» **JOB**: Quote the data below in full, minus the images.

» **EXERCISE MATERIALS**:
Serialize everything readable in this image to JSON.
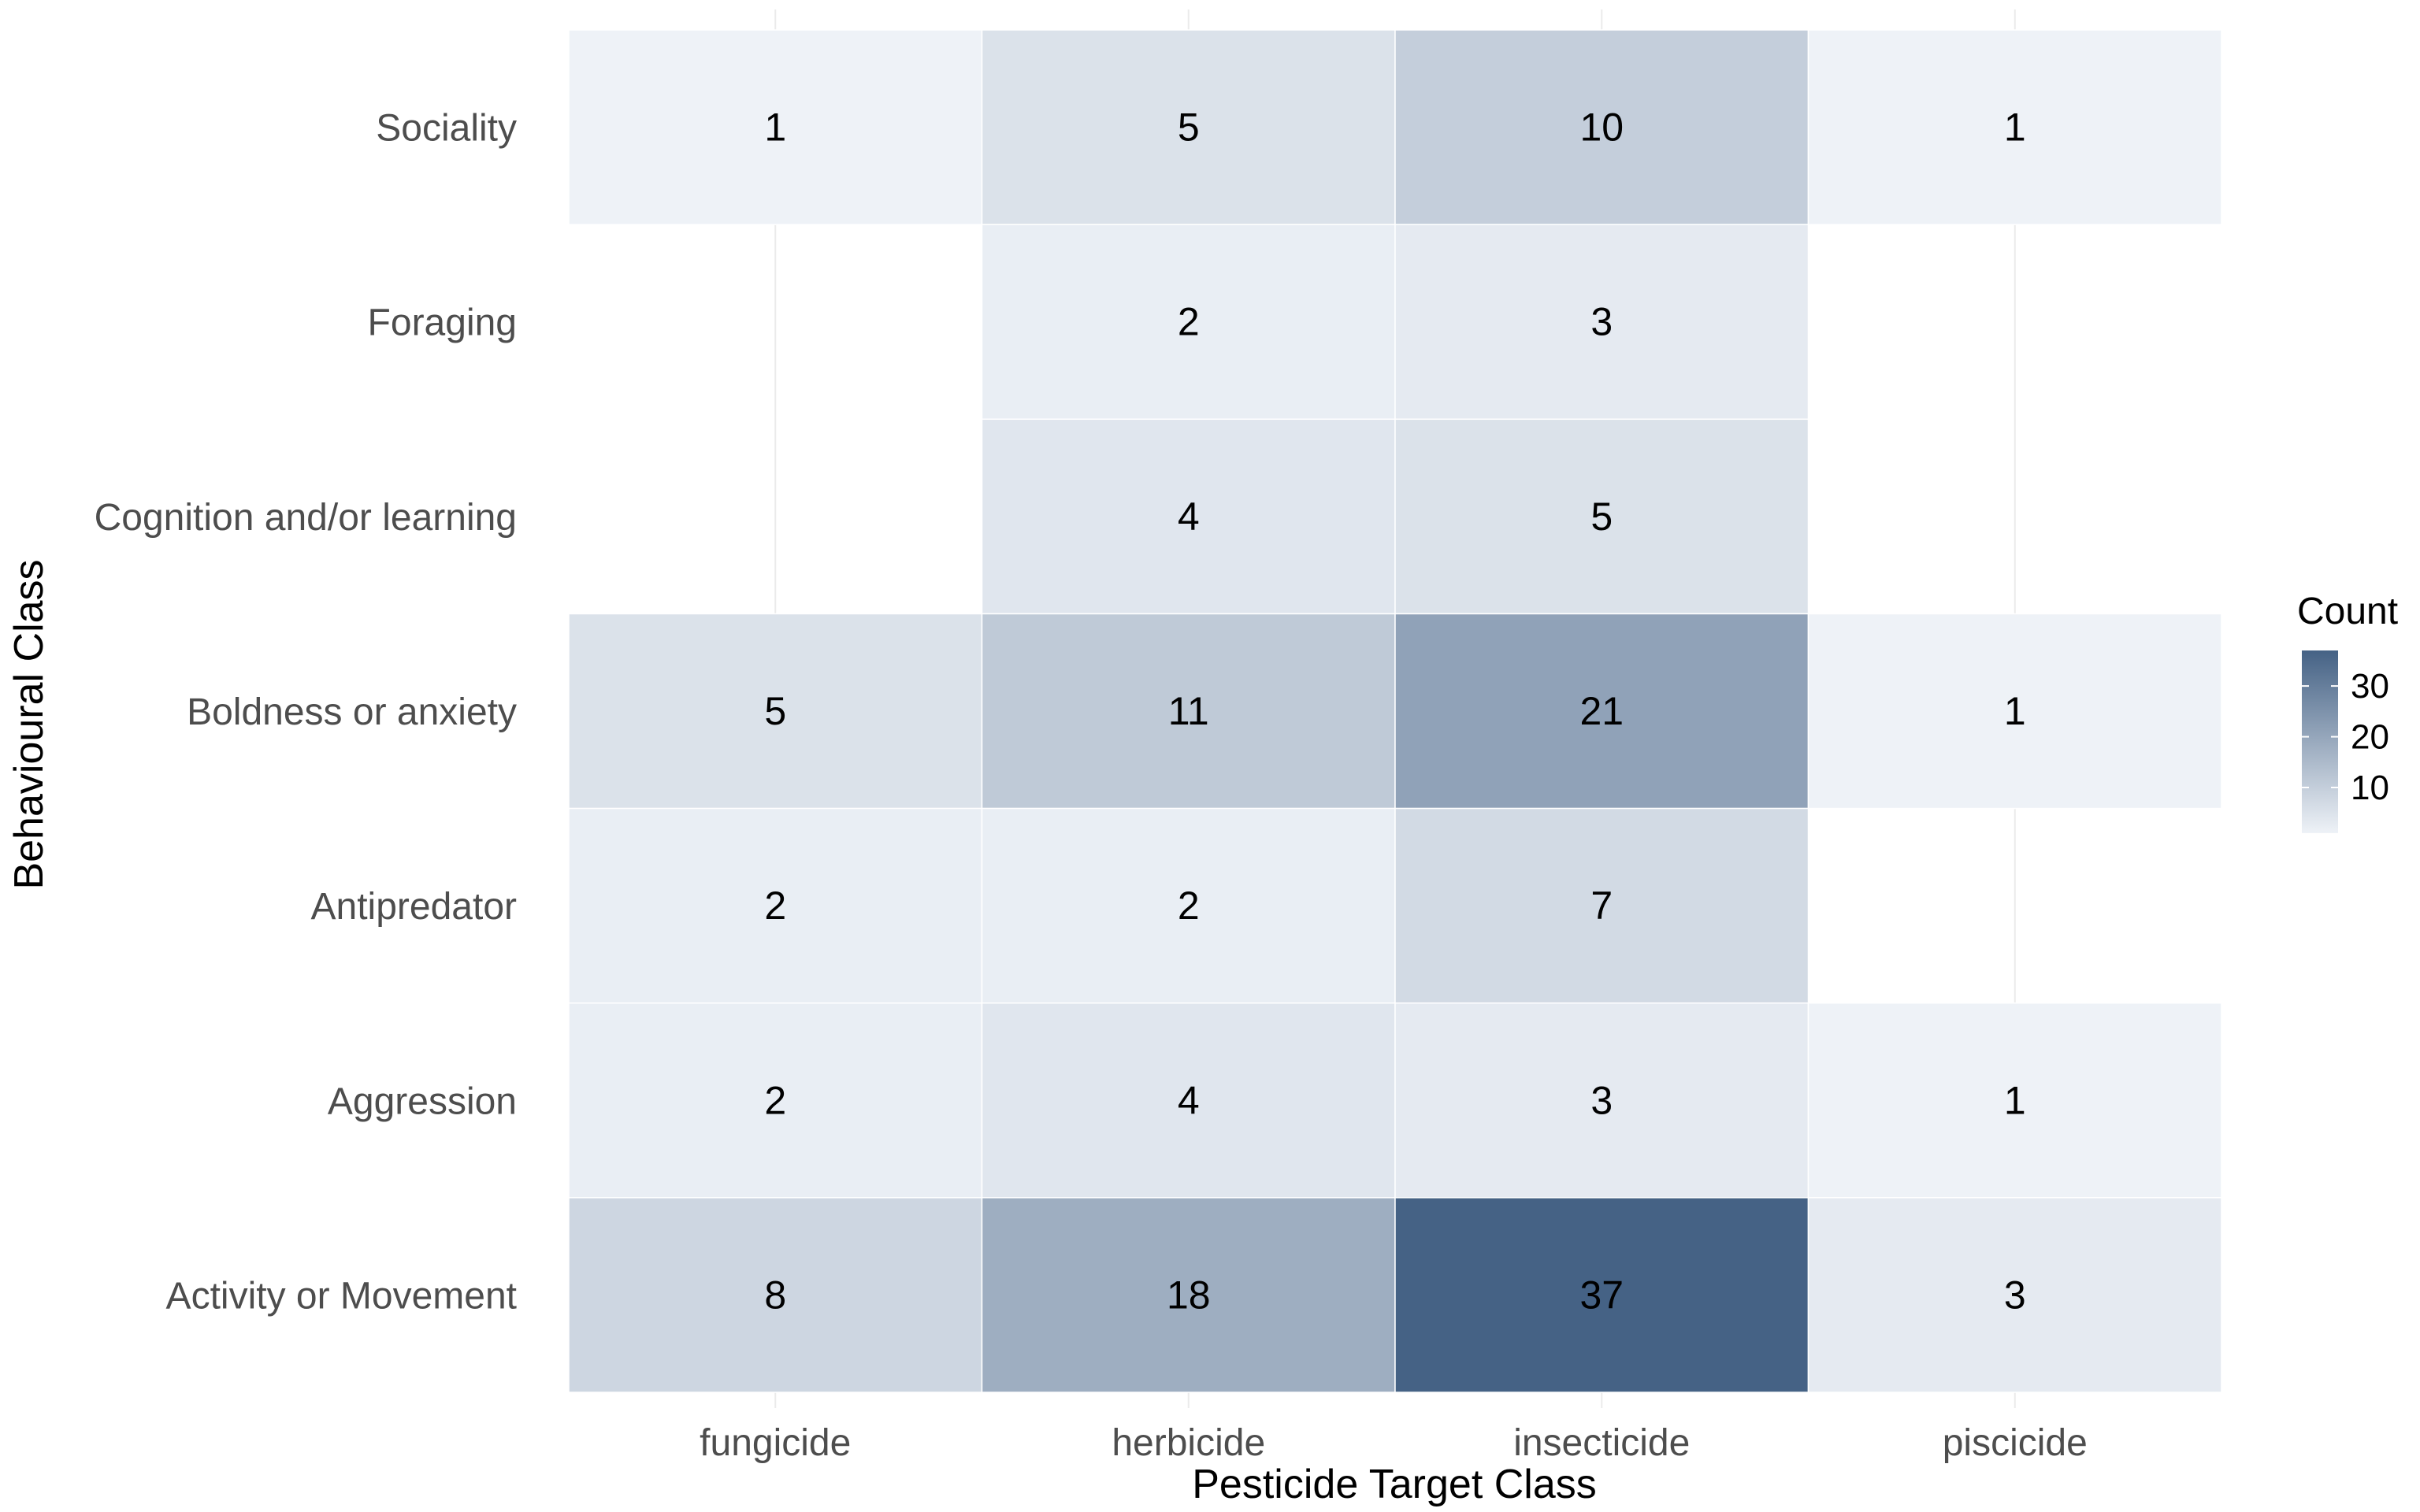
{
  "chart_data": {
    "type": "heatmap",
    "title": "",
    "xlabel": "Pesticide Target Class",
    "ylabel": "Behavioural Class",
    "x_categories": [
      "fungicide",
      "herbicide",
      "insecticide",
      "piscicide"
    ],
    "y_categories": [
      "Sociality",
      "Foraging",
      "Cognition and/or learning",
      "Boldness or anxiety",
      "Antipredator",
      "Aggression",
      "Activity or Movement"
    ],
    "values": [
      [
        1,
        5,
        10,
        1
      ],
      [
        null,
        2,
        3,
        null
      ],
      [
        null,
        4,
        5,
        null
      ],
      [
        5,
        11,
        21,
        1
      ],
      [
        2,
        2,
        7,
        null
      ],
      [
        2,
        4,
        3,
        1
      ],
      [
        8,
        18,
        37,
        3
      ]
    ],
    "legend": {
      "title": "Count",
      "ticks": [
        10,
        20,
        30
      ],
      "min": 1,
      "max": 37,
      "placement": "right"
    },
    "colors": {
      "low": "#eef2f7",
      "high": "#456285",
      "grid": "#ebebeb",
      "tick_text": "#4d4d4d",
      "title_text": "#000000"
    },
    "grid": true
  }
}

» **SOLUTION TO THE EXERCISE**:
Serialize everything readable in this image to JSON.
{
  "chart_data": {
    "type": "heatmap",
    "title": "",
    "xlabel": "Pesticide Target Class",
    "ylabel": "Behavioural Class",
    "x_categories": [
      "fungicide",
      "herbicide",
      "insecticide",
      "piscicide"
    ],
    "y_categories": [
      "Sociality",
      "Foraging",
      "Cognition and/or learning",
      "Boldness or anxiety",
      "Antipredator",
      "Aggression",
      "Activity or Movement"
    ],
    "values": [
      [
        1,
        5,
        10,
        1
      ],
      [
        null,
        2,
        3,
        null
      ],
      [
        null,
        4,
        5,
        null
      ],
      [
        5,
        11,
        21,
        1
      ],
      [
        2,
        2,
        7,
        null
      ],
      [
        2,
        4,
        3,
        1
      ],
      [
        8,
        18,
        37,
        3
      ]
    ],
    "legend": {
      "title": "Count",
      "ticks": [
        10,
        20,
        30
      ],
      "min": 1,
      "max": 37,
      "placement": "right"
    },
    "colors": {
      "low": "#eef2f7",
      "high": "#456285",
      "grid": "#ebebeb",
      "tick_text": "#4d4d4d",
      "title_text": "#000000"
    },
    "grid": true
  }
}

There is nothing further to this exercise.